Copy out the records in full, word for word, without pictures.
+++ Data section +++
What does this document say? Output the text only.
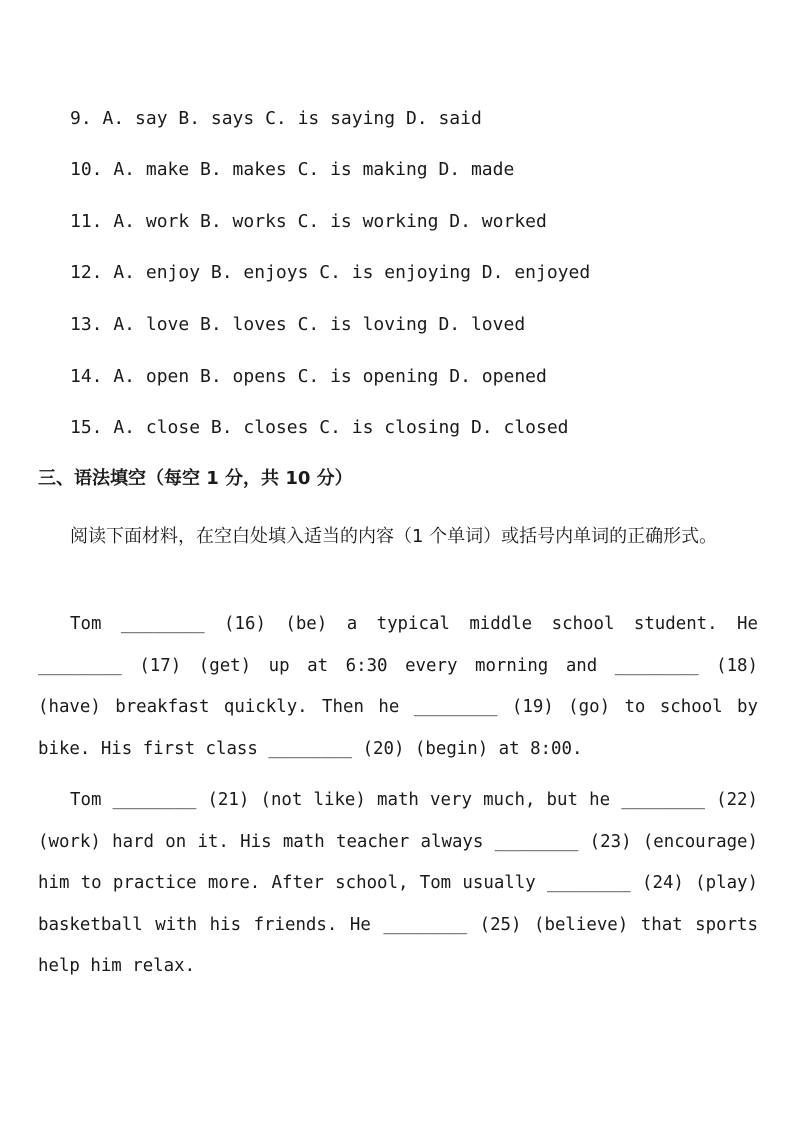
9. A. say B. says C. is saying D. said
10. A. make B. makes C. is making D. made
11. A. work B. works C. is working D. worked
12. A. enjoy B. enjoys C. is enjoying D. enjoyed
13. A. love B. loves C. is loving D. loved
14. A. open B. opens C. is opening D. opened
15. A. close B. closes C. is closing D. closed
三、语法填空（每空 1 分，共 10 分）
阅读下面材料，在空白处填入适当的内容（1 个单词）或括号内单词的正确形式。
Tom ________ (16) (be) a typical middle school student. He ________ (17) (get) up at 6:30 every morning and ________ (18) (have) breakfast quickly. Then he ________ (19) (go) to school by bike. His first class ________ (20) (begin) at 8:00.
Tom ________ (21) (not like) math very much, but he ________ (22) (work) hard on it. His math teacher always ________ (23) (encourage) him to practice more. After school, Tom usually ________ (24) (play) basketball with his friends. He ________ (25) (believe) that sports help him relax.
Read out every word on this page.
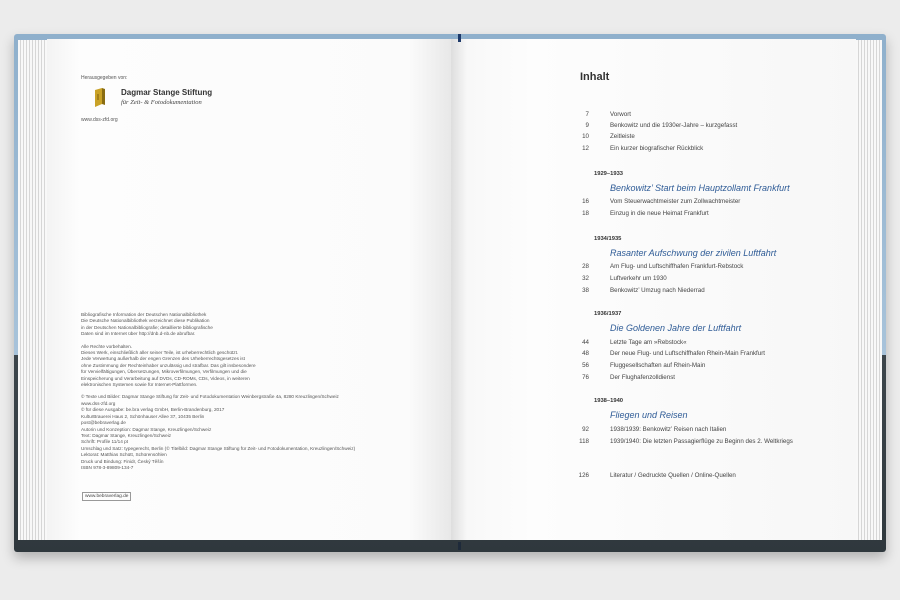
Herausgegeben von:
Dagmar Stange Stiftung
für Zeit- & Fotodokumentation
www.dss-zfd.org
Bibliografische Information der Deutschen Nationalbibliothek
Die Deutsche Nationalbibliothek verzeichnet diese Publikation
in der Deutschen Nationalbibliografie; detaillierte bibliografische
Daten sind im Internet über http://dnb.d-nb.de abrufbar.
Alle Rechte vorbehalten.
Dieses Werk, einschließlich aller seiner Teile, ist urheberrechtlich geschützt.
Jede Verwertung außerhalb der engen Grenzen des Urheberrechtsgesetzes ist
ohne Zustimmung der Rechteinhaber unzulässig und strafbar. Das gilt insbesondere
für Vervielfältigungen, Übersetzungen, Mikroverfilmungen, Verfilmungen und die
Einspeicherung und Verarbeitung auf DVDs, CD-ROMs, CDs, Videos, in weiteren
elektronischen Systemen sowie für Internet-Plattformen.
© Texte und Bilder: Dagmar Stange Stiftung für Zeit- und Fotodokumentation Weinbergstraße 4a, 8280 Kreuzlingen/Schweiz
www.dss-zfd.org
© für diese Ausgabe: be.bra verlag GmbH, Berlin-Brandenburg, 2017
KulturBrauerei Haus 2, Schönhauser Allee 37, 10435 Berlin
post@bebraverlag.de
Autorin und Konzeption: Dagmar Stange, Kreuzlingen/Schweiz
Text: Dagmar Stange, Kreuzlingen/Schweiz
Schrift: Profile 11/14 pt
Umschlag und Satz: typegerecht, Berlin (© Titelbild: Dagmar Stange Stiftung für Zeit- und Fotodokumentation, Kreuzlingen/Schweiz)
Lektorat: Matthias Schütt, Schürensöhlen
Druck und Bindung: Finidr, Český Těšín
ISBN 978-3-89809-134-7
www.bebraverlag.de
Inhalt
7	Vorwort
9	Benkowitz und die 1930er-Jahre – kurzgefasst
10	Zeitleiste
12	Ein kurzer biografischer Rückblick
1929–1933
Benkowitz’ Start beim Hauptzollamt Frankfurt
16	Vom Steuerwachtmeister zum Zollwachtmeister
18	Einzug in die neue Heimat Frankfurt
1934/1935
Rasanter Aufschwung der zivilen Luftfahrt
28	Am Flug- und Luftschiffhafen Frankfurt-Rebstock
32	Luftverkehr um 1930
38	Benkowitz’ Umzug nach Niederrad
1936/1937
Die Goldenen Jahre der Luftfahrt
44	Letzte Tage am »Rebstock«
48	Der neue Flug- und Luftschiffhafen Rhein-Main Frankfurt
56	Fluggesellschaften auf Rhein-Main
76	Der Flughafenzolldienst
1938–1940
Fliegen und Reisen
92	1938/1939: Benkowitz’ Reisen nach Italien
118	1939/1940: Die letzten Passagierflüge zu Beginn des 2. Weltkriegs
126	Literatur / Gedruckte Quellen / Online-Quellen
+++
● **Task response**
What does this document say? Output the text only.
9. A. say B. says C. is saying D. said
10. A. make B. makes C. is making D. made
11. A. work B. works C. is working D. worked
12. A. enjoy B. enjoys C. is enjoying D. enjoyed
13. A. love B. loves C. is loving D. loved
14. A. open B. opens C. is opening D. opened
15. A. close B. closes C. is closing D. closed
三、语法填空（每空 1 分，共 10 分）
阅读下面材料，在空白处填入适当的内容（1 个单词）或括号内单词的正确形式。
Tom ________ (16) (be) a typical middle school student. He ________ (17) (get) up at 6:30 every morning and ________ (18) (have) breakfast quickly. Then he ________ (19) (go) to school by bike. His first class ________ (20) (begin) at 8:00.
Tom ________ (21) (not like) math very much, but he ________ (22) (work) hard on it. His math teacher always ________ (23) (encourage) him to practice more. After school, Tom usually ________ (24) (play) basketball with his friends. He ________ (25) (believe) that sports help him relax.
Read out every word on this page.
Herausgegeben von:
Dagmar Stange Stiftung
für Zeit- & Fotodokumentation
www.dss-zfd.org
Bibliografische Information der Deutschen Nationalbibliothek
Die Deutsche Nationalbibliothek verzeichnet diese Publikation
in der Deutschen Nationalbibliografie; detaillierte bibliografische
Daten sind im Internet über http://dnb.d-nb.de abrufbar.
Alle Rechte vorbehalten.
Dieses Werk, einschließlich aller seiner Teile, ist urheberrechtlich geschützt.
Jede Verwertung außerhalb der engen Grenzen des Urheberrechtsgesetzes ist
ohne Zustimmung der Rechteinhaber unzulässig und strafbar. Das gilt insbesondere
für Vervielfältigungen, Übersetzungen, Mikroverfilmungen, Verfilmungen und die
Einspeicherung und Verarbeitung auf DVDs, CD-ROMs, CDs, Videos, in weiteren
elektronischen Systemen sowie für Internet-Plattformen.
© Texte und Bilder: Dagmar Stange Stiftung für Zeit- und Fotodokumentation Weinbergstraße 4a, 8280 Kreuzlingen/Schweiz
www.dss-zfd.org
© für diese Ausgabe: be.bra verlag GmbH, Berlin-Brandenburg, 2017
KulturBrauerei Haus 2, Schönhauser Allee 37, 10435 Berlin
post@bebraverlag.de
Autorin und Konzeption: Dagmar Stange, Kreuzlingen/Schweiz
Text: Dagmar Stange, Kreuzlingen/Schweiz
Schrift: Profile 11/14 pt
Umschlag und Satz: typegerecht, Berlin (© Titelbild: Dagmar Stange Stiftung für Zeit- und Fotodokumentation, Kreuzlingen/Schweiz)
Lektorat: Matthias Schütt, Schürensöhlen
Druck und Bindung: Finidr, Český Těšín
ISBN 978-3-89809-134-7
www.bebraverlag.de
Inhalt
7	Vorwort
9	Benkowitz und die 1930er-Jahre – kurzgefasst
10	Zeitleiste
12	Ein kurzer biografischer Rückblick
1929–1933
Benkowitz’ Start beim Hauptzollamt Frankfurt
16	Vom Steuerwachtmeister zum Zollwachtmeister
18	Einzug in die neue Heimat Frankfurt
1934/1935
Rasanter Aufschwung der zivilen Luftfahrt
28	Am Flug- und Luftschiffhafen Frankfurt-Rebstock
32	Luftverkehr um 1930
38	Benkowitz’ Umzug nach Niederrad
1936/1937
Die Goldenen Jahre der Luftfahrt
44	Letzte Tage am »Rebstock«
48	Der neue Flug- und Luftschiffhafen Rhein-Main Frankfurt
56	Fluggesellschaften auf Rhein-Main
76	Der Flughafenzolldienst
1938–1940
Fliegen und Reisen
92	1938/1939: Benkowitz’ Reisen nach Italien
118	1939/1940: Die letzten Passagierflüge zu Beginn des 2. Weltkriegs
126	Literatur / Gedruckte Quellen / Online-Quellen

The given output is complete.